§ Stated task:
Take each line that has the word "Muslims" and return it.
>> Start
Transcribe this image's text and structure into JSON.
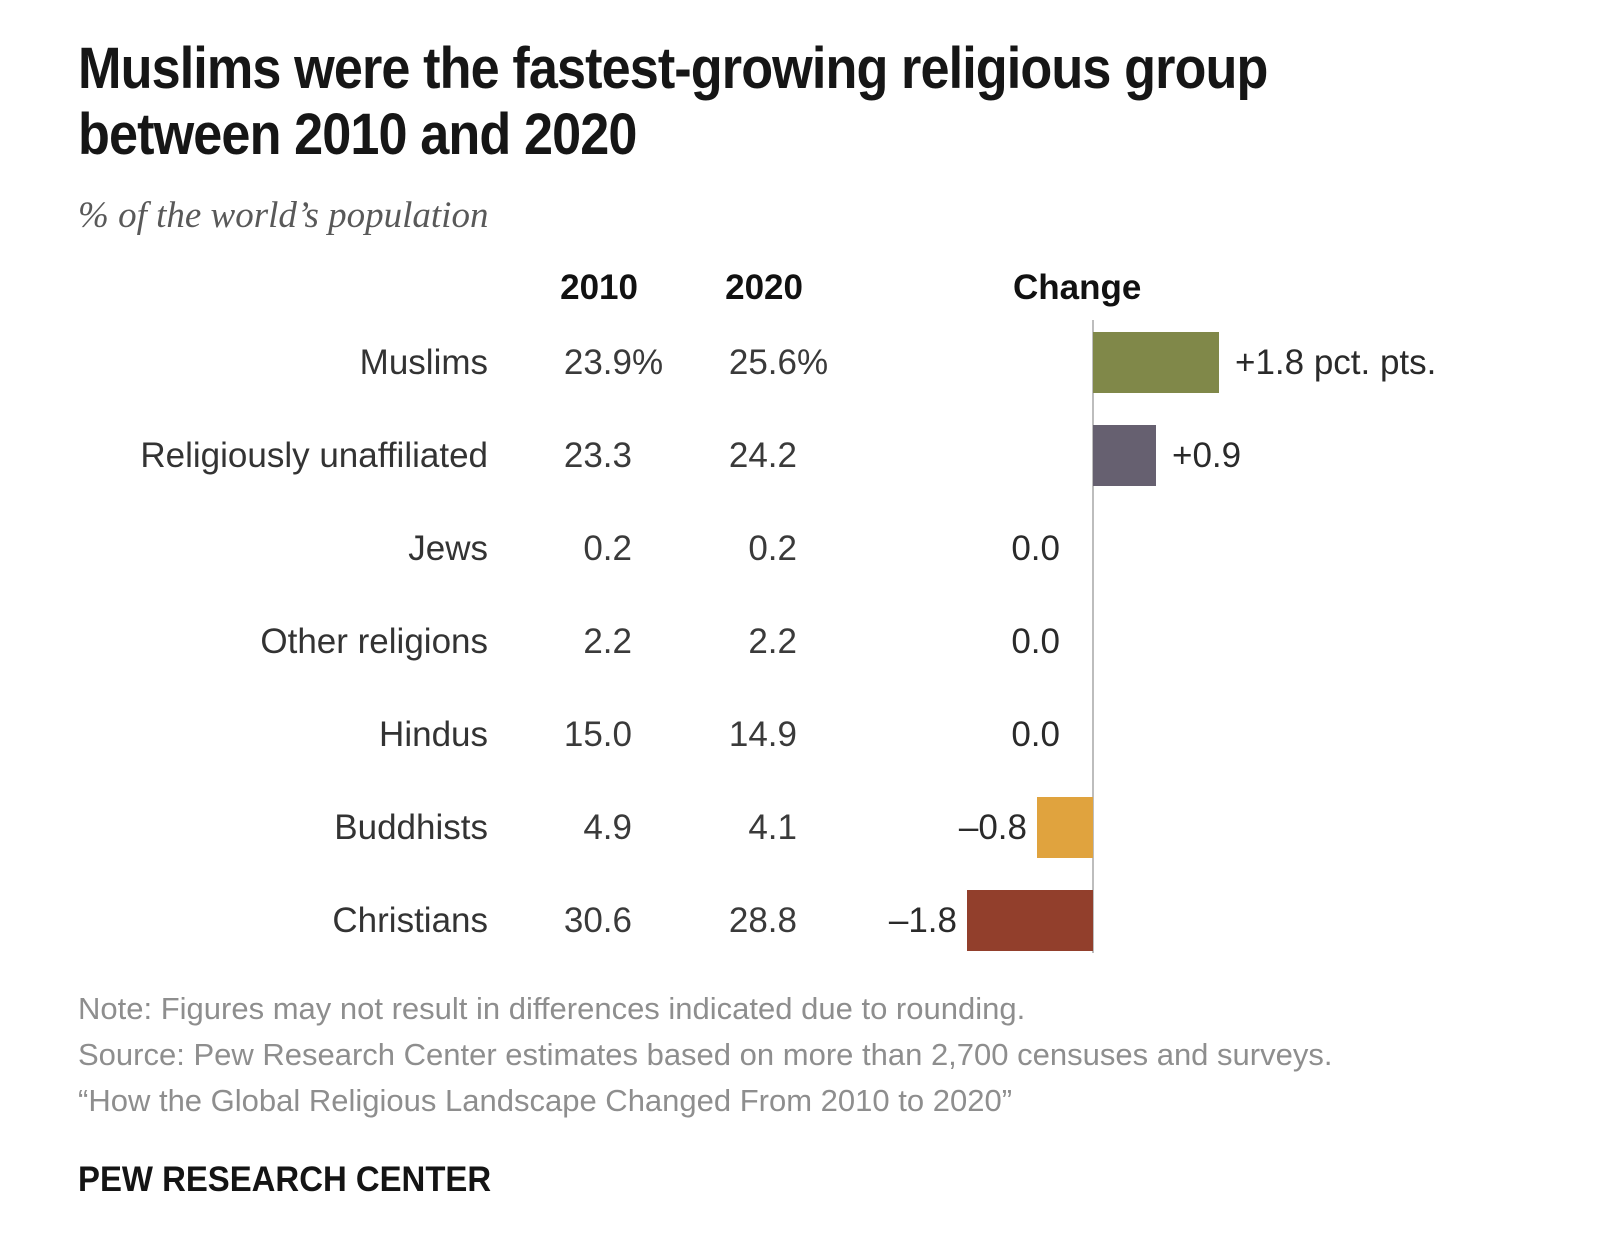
{
  "header": {
    "title_line1": "Muslims were the fastest-growing religious group",
    "title_line2": "between 2010 and 2020",
    "subtitle": "% of the world’s population"
  },
  "columns": {
    "y2010": "2010",
    "y2020": "2020",
    "change": "Change"
  },
  "rows": [
    {
      "label": "Muslims",
      "v2010": "23.9",
      "v2020": "25.6",
      "pct": "%",
      "change": 1.8,
      "change_label": "+1.8 pct. pts.",
      "color": "#808849"
    },
    {
      "label": "Religiously unaffiliated",
      "v2010": "23.3",
      "v2020": "24.2",
      "pct": "",
      "change": 0.9,
      "change_label": "+0.9",
      "color": "#666070"
    },
    {
      "label": "Jews",
      "v2010": "0.2",
      "v2020": "0.2",
      "pct": "",
      "change": 0,
      "change_label": "0.0",
      "color": null
    },
    {
      "label": "Other religions",
      "v2010": "2.2",
      "v2020": "2.2",
      "pct": "",
      "change": 0,
      "change_label": "0.0",
      "color": null
    },
    {
      "label": "Hindus",
      "v2010": "15.0",
      "v2020": "14.9",
      "pct": "",
      "change": 0,
      "change_label": "0.0",
      "color": null
    },
    {
      "label": "Buddhists",
      "v2010": "4.9",
      "v2020": "4.1",
      "pct": "",
      "change": -0.8,
      "change_label": "–0.8",
      "color": "#E0A33E"
    },
    {
      "label": "Christians",
      "v2010": "30.6",
      "v2020": "28.8",
      "pct": "",
      "change": -1.8,
      "change_label": "–1.8",
      "color": "#923F2C"
    }
  ],
  "chart_data": {
    "type": "bar",
    "orientation": "horizontal",
    "title": "Muslims were the fastest-growing religious group between 2010 and 2020",
    "subtitle": "% of the world's population",
    "categories": [
      "Muslims",
      "Religiously unaffiliated",
      "Jews",
      "Other religions",
      "Hindus",
      "Buddhists",
      "Christians"
    ],
    "series": [
      {
        "name": "2010",
        "values": [
          23.9,
          23.3,
          0.2,
          2.2,
          15.0,
          4.9,
          30.6
        ]
      },
      {
        "name": "2020",
        "values": [
          25.6,
          24.2,
          0.2,
          2.2,
          14.9,
          4.1,
          28.8
        ]
      },
      {
        "name": "Change",
        "values": [
          1.8,
          0.9,
          0.0,
          0.0,
          0.0,
          -0.8,
          -1.8
        ]
      }
    ],
    "bar_series": "Change",
    "unit": "pct. pts.",
    "xlim": [
      -1.8,
      1.8
    ],
    "grid": false,
    "legend": false,
    "bar_colors": [
      "#808849",
      "#666070",
      null,
      null,
      null,
      "#E0A33E",
      "#923F2C"
    ],
    "axis_color": "#BDBDBD"
  },
  "footer": {
    "note": "Note: Figures may not result in differences indicated due to rounding.",
    "source": "Source: Pew Research Center estimates based on more than 2,700 censuses and surveys.",
    "citation": "“How the Global Religious Landscape Changed From 2010 to 2020”",
    "brand": "PEW RESEARCH CENTER"
  }
}
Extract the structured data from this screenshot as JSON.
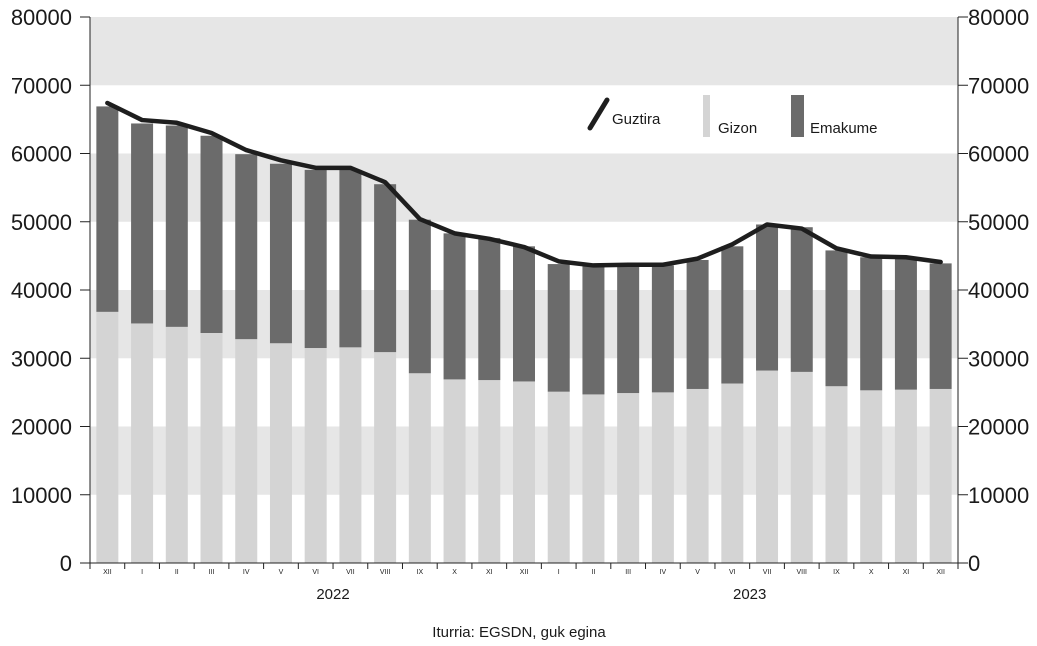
>> End
§ Output:
    "title_line1": "Muslims were the fastest-growing religious group",
      "label": "Muslims",
    "title": "Muslims were the fastest-growing religious group between 2010 and 2020",
      "Muslims",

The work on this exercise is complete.